→ **TASK STATEMENT**:
Pictures aside, repeat every entry exactly.

→ **GIVEN ENTRIES**:
►

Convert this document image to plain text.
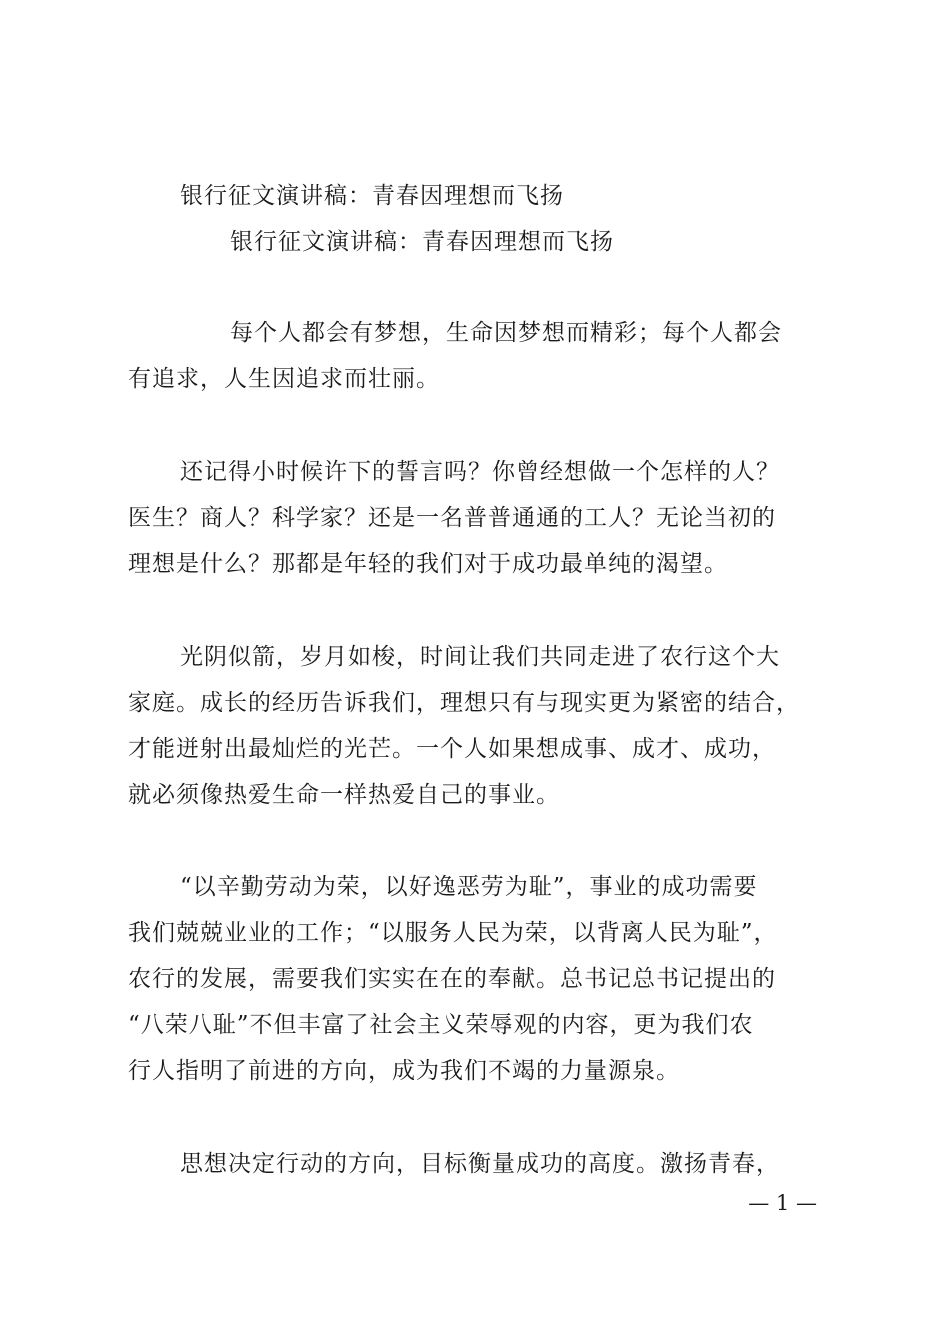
银行征文演讲稿：青春因理想而飞扬
银行征文演讲稿：青春因理想而飞扬
每个人都会有梦想，生命因梦想而精彩；每个人都会
有追求，人生因追求而壮丽。
还记得小时候许下的誓言吗？你曾经想做一个怎样的人？
医生？商人？科学家？还是一名普普通通的工人？无论当初的
理想是什么？那都是年轻的我们对于成功最单纯的渴望。
光阴似箭，岁月如梭，时间让我们共同走进了农行这个大
家庭。成长的经历告诉我们，理想只有与现实更为紧密的结合，
才能迸射出最灿烂的光芒。一个人如果想成事、成才、成功，
就必须像热爱生命一样热爱自己的事业。
“以辛勤劳动为荣，以好逸恶劳为耻”，事业的成功需要
我们兢兢业业的工作；“以服务人民为荣，以背离人民为耻”，
农行的发展，需要我们实实在在的奉献。总书记总书记提出的
“八荣八耻”不但丰富了社会主义荣辱观的内容，更为我们农
行人指明了前进的方向，成为我们不竭的力量源泉。
思想决定行动的方向，目标衡量成功的高度。激扬青春，
— 1 —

◄

→ **TASK RESPONSE**:
Convert this document image to plain text.
银行征文演讲稿：青春因理想而飞扬
银行征文演讲稿：青春因理想而飞扬
每个人都会有梦想，生命因梦想而精彩；每个人都会
有追求，人生因追求而壮丽。
还记得小时候许下的誓言吗？你曾经想做一个怎样的人？
医生？商人？科学家？还是一名普普通通的工人？无论当初的
理想是什么？那都是年轻的我们对于成功最单纯的渴望。
光阴似箭，岁月如梭，时间让我们共同走进了农行这个大
家庭。成长的经历告诉我们，理想只有与现实更为紧密的结合，
才能迸射出最灿烂的光芒。一个人如果想成事、成才、成功，
就必须像热爱生命一样热爱自己的事业。
“以辛勤劳动为荣，以好逸恶劳为耻”，事业的成功需要
我们兢兢业业的工作；“以服务人民为荣，以背离人民为耻”，
农行的发展，需要我们实实在在的奉献。总书记总书记提出的
“八荣八耻”不但丰富了社会主义荣辱观的内容，更为我们农
行人指明了前进的方向，成为我们不竭的力量源泉。
思想决定行动的方向，目标衡量成功的高度。激扬青春，
— 1 —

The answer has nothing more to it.